#### DATA SUPPLIED:
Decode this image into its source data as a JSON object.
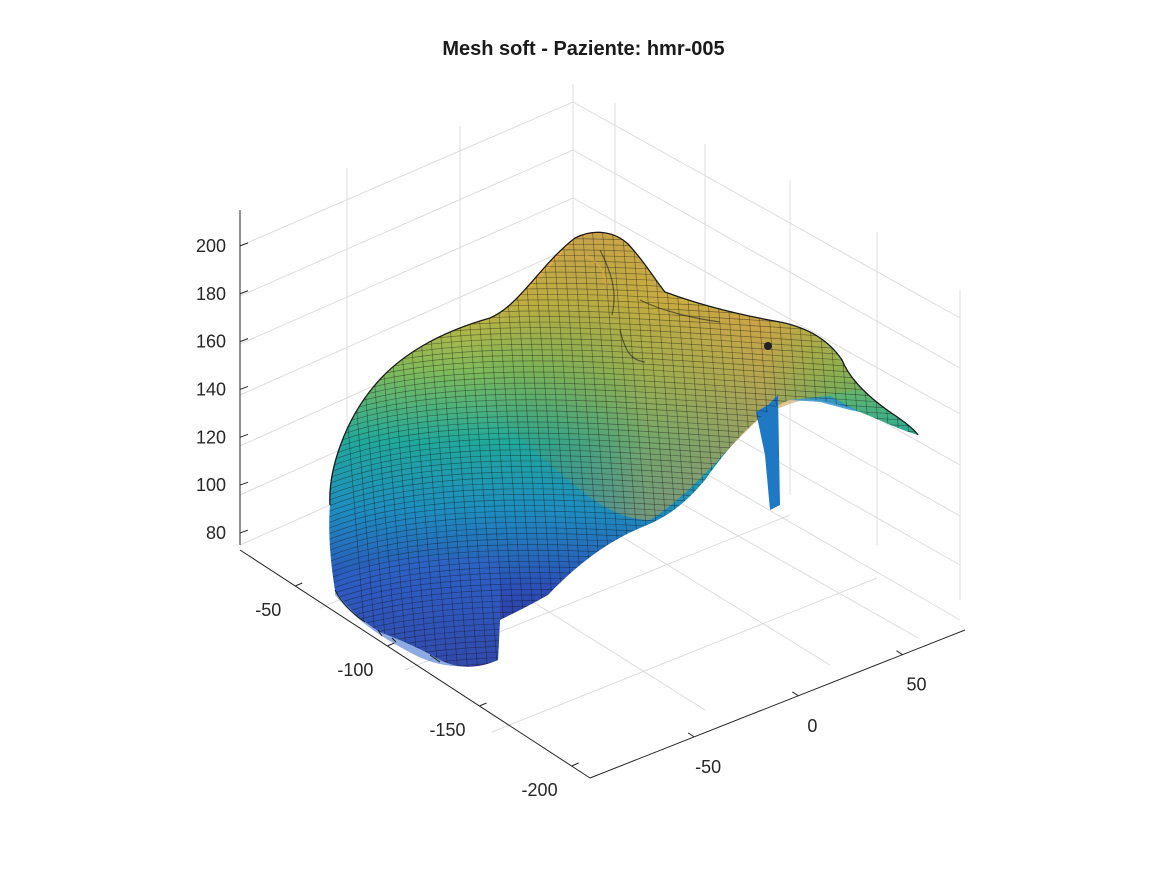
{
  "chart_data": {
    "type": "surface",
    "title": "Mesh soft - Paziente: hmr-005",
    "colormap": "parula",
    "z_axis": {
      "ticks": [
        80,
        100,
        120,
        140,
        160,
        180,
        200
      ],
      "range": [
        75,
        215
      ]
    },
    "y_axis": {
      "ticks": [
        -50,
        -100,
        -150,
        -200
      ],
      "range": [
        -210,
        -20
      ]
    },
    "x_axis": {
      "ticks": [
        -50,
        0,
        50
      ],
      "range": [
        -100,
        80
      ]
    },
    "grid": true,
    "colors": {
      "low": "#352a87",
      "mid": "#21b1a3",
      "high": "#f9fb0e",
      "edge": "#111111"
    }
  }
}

#### DIRECTION:
Transcribe the records above exactly, omitting every picture they contain.

#### EXPECTED OUTPUT:
Decode this image into its source data as a JSON object.
{
  "chart_data": {
    "type": "surface",
    "title": "Mesh soft - Paziente: hmr-005",
    "colormap": "parula",
    "z_axis": {
      "ticks": [
        80,
        100,
        120,
        140,
        160,
        180,
        200
      ],
      "range": [
        75,
        215
      ]
    },
    "y_axis": {
      "ticks": [
        -50,
        -100,
        -150,
        -200
      ],
      "range": [
        -210,
        -20
      ]
    },
    "x_axis": {
      "ticks": [
        -50,
        0,
        50
      ],
      "range": [
        -100,
        80
      ]
    },
    "grid": true,
    "colors": {
      "low": "#352a87",
      "mid": "#21b1a3",
      "high": "#f9fb0e",
      "edge": "#111111"
    }
  }
}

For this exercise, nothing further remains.